### Stated problem
The data below needs to be returned exactly, line for line.

******************************

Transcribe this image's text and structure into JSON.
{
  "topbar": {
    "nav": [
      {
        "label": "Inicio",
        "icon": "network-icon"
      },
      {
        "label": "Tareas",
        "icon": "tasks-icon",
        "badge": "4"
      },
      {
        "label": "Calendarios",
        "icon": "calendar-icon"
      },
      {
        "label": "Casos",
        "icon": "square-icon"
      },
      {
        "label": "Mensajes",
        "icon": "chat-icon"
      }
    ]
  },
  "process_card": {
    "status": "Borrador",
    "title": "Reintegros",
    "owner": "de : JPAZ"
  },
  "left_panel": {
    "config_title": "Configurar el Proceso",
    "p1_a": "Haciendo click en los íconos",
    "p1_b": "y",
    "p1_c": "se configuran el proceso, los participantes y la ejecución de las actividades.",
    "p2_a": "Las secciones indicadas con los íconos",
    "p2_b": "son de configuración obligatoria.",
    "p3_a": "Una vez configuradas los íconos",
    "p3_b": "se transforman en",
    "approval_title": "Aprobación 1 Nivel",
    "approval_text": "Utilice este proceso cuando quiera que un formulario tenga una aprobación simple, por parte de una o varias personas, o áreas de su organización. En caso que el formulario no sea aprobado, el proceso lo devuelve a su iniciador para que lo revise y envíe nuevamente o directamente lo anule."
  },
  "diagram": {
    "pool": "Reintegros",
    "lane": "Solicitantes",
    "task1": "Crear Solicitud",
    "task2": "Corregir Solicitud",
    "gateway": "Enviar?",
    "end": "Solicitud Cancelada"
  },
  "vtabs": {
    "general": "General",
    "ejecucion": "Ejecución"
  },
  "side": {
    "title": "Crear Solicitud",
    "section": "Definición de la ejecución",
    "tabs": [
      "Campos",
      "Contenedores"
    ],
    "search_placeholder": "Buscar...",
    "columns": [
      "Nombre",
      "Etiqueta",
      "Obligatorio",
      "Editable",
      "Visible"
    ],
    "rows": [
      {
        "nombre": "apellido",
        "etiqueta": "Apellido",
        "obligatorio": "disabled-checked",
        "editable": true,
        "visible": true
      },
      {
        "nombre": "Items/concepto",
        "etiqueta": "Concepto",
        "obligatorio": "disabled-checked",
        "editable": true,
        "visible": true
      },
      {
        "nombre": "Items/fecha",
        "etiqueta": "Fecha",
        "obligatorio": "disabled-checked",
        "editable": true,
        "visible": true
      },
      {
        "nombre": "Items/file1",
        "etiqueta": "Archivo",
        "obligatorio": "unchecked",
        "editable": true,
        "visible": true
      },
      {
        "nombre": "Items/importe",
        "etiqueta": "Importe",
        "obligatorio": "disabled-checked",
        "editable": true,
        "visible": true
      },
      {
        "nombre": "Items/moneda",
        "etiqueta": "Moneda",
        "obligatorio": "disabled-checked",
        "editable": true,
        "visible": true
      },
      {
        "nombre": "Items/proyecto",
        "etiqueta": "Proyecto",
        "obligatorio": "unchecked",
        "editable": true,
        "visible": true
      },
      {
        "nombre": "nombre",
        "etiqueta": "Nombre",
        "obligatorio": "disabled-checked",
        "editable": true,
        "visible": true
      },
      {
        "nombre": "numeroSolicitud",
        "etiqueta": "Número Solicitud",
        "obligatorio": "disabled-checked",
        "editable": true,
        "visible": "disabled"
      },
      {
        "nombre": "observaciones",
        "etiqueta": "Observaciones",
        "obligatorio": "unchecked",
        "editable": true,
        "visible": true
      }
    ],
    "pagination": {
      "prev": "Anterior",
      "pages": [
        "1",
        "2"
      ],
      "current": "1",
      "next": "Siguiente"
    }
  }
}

******************************

### Complete output
Transcribe this image's text and structure into JSON.
{
  "topbar": {
    "nav": [
      {
        "label": "Inicio",
        "icon": "network-icon"
      },
      {
        "label": "Tareas",
        "icon": "tasks-icon",
        "badge": "4"
      },
      {
        "label": "Calendarios",
        "icon": "calendar-icon"
      },
      {
        "label": "Casos",
        "icon": "square-icon"
      },
      {
        "label": "Mensajes",
        "icon": "chat-icon"
      }
    ]
  },
  "process_card": {
    "status": "Borrador",
    "title": "Reintegros",
    "owner": "de : JPAZ"
  },
  "left_panel": {
    "config_title": "Configurar el Proceso",
    "p1_a": "Haciendo click en los íconos",
    "p1_b": "y",
    "p1_c": "se configuran el proceso, los participantes y la ejecución de las actividades.",
    "p2_a": "Las secciones indicadas con los íconos",
    "p2_b": "son de configuración obligatoria.",
    "p3_a": "Una vez configuradas los íconos",
    "p3_b": "se transforman en",
    "approval_title": "Aprobación 1 Nivel",
    "approval_text": "Utilice este proceso cuando quiera que un formulario tenga una aprobación simple, por parte de una o varias personas, o áreas de su organización. En caso que el formulario no sea aprobado, el proceso lo devuelve a su iniciador para que lo revise y envíe nuevamente o directamente lo anule."
  },
  "diagram": {
    "pool": "Reintegros",
    "lane": "Solicitantes",
    "task1": "Crear Solicitud",
    "task2": "Corregir Solicitud",
    "gateway": "Enviar?",
    "end": "Solicitud Cancelada"
  },
  "vtabs": {
    "general": "General",
    "ejecucion": "Ejecución"
  },
  "side": {
    "title": "Crear Solicitud",
    "section": "Definición de la ejecución",
    "tabs": [
      "Campos",
      "Contenedores"
    ],
    "search_placeholder": "Buscar...",
    "columns": [
      "Nombre",
      "Etiqueta",
      "Obligatorio",
      "Editable",
      "Visible"
    ],
    "rows": [
      {
        "nombre": "apellido",
        "etiqueta": "Apellido",
        "obligatorio": "disabled-checked",
        "editable": true,
        "visible": true
      },
      {
        "nombre": "Items/concepto",
        "etiqueta": "Concepto",
        "obligatorio": "disabled-checked",
        "editable": true,
        "visible": true
      },
      {
        "nombre": "Items/fecha",
        "etiqueta": "Fecha",
        "obligatorio": "disabled-checked",
        "editable": true,
        "visible": true
      },
      {
        "nombre": "Items/file1",
        "etiqueta": "Archivo",
        "obligatorio": "unchecked",
        "editable": true,
        "visible": true
      },
      {
        "nombre": "Items/importe",
        "etiqueta": "Importe",
        "obligatorio": "disabled-checked",
        "editable": true,
        "visible": true
      },
      {
        "nombre": "Items/moneda",
        "etiqueta": "Moneda",
        "obligatorio": "disabled-checked",
        "editable": true,
        "visible": true
      },
      {
        "nombre": "Items/proyecto",
        "etiqueta": "Proyecto",
        "obligatorio": "unchecked",
        "editable": true,
        "visible": true
      },
      {
        "nombre": "nombre",
        "etiqueta": "Nombre",
        "obligatorio": "disabled-checked",
        "editable": true,
        "visible": true
      },
      {
        "nombre": "numeroSolicitud",
        "etiqueta": "Número Solicitud",
        "obligatorio": "disabled-checked",
        "editable": true,
        "visible": "disabled"
      },
      {
        "nombre": "observaciones",
        "etiqueta": "Observaciones",
        "obligatorio": "unchecked",
        "editable": true,
        "visible": true
      }
    ],
    "pagination": {
      "prev": "Anterior",
      "pages": [
        "1",
        "2"
      ],
      "current": "1",
      "next": "Siguiente"
    }
  }
}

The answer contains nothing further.